Bring together all lines of the material below that contain the string "structured".

━━━━━ SUPPLIED DATA ━━━━━

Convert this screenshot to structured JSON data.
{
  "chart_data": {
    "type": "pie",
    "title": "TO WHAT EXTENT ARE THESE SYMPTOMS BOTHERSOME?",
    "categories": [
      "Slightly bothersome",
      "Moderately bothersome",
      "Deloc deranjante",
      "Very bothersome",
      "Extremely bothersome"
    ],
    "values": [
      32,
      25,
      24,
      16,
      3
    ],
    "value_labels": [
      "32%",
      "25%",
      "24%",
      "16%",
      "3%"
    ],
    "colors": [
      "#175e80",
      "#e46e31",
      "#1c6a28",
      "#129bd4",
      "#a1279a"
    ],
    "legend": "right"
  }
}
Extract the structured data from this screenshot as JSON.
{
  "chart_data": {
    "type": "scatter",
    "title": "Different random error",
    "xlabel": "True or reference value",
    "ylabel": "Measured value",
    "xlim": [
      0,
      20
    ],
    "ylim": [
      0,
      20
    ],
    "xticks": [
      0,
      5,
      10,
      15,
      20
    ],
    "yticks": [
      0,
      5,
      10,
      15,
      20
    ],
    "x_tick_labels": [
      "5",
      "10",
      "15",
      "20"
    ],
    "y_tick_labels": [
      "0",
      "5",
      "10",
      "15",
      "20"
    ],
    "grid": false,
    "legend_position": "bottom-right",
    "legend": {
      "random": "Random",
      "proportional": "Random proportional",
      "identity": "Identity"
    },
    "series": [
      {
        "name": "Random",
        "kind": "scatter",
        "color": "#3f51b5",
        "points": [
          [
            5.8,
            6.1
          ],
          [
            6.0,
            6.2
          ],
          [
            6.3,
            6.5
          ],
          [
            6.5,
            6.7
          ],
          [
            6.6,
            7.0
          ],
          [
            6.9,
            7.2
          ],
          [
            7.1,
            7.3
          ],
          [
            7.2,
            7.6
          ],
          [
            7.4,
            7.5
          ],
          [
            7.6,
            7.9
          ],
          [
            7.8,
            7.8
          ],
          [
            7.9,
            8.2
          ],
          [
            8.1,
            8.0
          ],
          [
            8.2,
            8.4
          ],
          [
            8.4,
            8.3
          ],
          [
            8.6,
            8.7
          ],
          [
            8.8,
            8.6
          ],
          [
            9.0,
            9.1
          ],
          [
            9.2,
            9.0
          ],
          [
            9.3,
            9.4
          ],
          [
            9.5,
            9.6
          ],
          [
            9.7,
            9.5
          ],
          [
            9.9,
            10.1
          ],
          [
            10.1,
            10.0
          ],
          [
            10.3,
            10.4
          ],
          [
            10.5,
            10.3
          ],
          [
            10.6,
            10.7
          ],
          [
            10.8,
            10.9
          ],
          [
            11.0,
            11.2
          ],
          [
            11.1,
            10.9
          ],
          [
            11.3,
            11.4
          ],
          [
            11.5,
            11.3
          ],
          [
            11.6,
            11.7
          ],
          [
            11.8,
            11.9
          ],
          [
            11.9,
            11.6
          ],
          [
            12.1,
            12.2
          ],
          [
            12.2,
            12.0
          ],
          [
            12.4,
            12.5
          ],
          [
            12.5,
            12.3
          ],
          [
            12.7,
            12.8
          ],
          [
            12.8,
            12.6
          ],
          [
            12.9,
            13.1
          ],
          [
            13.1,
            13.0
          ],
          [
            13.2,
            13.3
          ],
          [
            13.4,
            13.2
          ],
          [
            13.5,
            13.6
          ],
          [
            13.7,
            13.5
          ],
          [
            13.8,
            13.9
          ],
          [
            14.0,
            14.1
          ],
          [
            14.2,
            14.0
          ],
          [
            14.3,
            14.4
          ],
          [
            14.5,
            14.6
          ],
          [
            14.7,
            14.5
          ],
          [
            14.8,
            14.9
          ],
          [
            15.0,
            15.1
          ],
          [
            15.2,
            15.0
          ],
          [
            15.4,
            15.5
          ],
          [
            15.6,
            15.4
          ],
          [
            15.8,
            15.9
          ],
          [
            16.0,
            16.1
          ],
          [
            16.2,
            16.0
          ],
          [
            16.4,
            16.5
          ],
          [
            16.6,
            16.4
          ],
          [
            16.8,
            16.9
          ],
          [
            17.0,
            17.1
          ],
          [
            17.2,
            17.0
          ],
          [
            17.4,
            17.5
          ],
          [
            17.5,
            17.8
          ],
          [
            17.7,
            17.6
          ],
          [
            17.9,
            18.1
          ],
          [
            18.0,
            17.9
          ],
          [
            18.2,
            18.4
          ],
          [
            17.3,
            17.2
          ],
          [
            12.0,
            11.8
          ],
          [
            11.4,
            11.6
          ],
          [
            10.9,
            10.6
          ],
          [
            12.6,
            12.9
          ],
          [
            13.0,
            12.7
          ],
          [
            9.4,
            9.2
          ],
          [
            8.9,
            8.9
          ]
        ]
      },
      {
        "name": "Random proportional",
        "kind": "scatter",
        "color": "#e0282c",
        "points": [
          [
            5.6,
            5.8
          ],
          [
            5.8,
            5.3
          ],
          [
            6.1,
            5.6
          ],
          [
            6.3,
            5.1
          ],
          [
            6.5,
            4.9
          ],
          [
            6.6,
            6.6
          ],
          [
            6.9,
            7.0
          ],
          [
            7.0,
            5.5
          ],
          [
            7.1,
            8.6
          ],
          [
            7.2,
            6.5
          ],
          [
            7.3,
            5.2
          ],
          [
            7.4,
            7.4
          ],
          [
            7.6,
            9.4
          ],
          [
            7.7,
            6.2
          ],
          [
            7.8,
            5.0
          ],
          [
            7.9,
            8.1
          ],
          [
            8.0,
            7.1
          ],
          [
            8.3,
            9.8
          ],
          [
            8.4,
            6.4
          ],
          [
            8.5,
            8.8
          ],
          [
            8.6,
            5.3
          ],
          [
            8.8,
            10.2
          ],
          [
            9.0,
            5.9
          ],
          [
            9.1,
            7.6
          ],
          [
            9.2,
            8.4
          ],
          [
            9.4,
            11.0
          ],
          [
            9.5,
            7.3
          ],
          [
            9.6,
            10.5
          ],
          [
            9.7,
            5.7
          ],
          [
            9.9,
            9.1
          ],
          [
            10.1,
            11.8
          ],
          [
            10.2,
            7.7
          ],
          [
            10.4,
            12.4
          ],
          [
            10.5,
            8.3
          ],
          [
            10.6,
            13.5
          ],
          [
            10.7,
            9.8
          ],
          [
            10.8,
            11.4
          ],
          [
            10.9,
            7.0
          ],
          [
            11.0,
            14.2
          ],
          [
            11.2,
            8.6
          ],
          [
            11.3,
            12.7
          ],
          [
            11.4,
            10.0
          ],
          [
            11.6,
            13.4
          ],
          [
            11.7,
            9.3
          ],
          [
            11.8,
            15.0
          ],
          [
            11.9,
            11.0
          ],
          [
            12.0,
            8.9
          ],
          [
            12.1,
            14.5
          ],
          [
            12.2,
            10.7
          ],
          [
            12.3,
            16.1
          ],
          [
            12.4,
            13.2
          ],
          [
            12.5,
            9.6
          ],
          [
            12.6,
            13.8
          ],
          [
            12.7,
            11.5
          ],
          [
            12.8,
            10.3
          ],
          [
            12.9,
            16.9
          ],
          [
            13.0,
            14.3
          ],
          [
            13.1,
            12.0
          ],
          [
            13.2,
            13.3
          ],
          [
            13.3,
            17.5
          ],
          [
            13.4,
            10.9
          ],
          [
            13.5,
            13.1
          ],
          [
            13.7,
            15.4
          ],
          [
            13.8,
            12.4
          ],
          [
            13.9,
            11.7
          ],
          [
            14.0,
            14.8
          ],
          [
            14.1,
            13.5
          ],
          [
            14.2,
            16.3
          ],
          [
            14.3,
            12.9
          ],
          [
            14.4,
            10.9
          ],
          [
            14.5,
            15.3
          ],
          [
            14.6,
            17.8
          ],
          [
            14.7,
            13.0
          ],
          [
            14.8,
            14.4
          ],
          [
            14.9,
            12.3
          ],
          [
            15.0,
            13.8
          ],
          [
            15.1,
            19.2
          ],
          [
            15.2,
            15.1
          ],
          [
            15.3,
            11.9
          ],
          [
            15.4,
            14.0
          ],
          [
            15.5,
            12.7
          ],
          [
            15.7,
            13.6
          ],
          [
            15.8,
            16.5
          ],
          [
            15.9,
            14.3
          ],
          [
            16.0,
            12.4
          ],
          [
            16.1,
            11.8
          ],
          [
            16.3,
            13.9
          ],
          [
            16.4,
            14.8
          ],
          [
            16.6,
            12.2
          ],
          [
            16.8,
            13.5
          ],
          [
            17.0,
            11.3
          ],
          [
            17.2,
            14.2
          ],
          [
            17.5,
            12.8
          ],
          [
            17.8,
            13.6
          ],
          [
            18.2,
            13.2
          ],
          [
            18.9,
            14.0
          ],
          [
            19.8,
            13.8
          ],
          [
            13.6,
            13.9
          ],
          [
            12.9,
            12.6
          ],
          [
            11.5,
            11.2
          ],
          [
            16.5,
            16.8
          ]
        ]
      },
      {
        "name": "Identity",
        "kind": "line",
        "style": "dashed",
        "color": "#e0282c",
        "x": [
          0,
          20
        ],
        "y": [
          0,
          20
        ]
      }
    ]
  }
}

━━━━━

*FULL ANSWER*
Convert this screenshot to structured JSON data.
Extract the structured data from this screenshot as JSON.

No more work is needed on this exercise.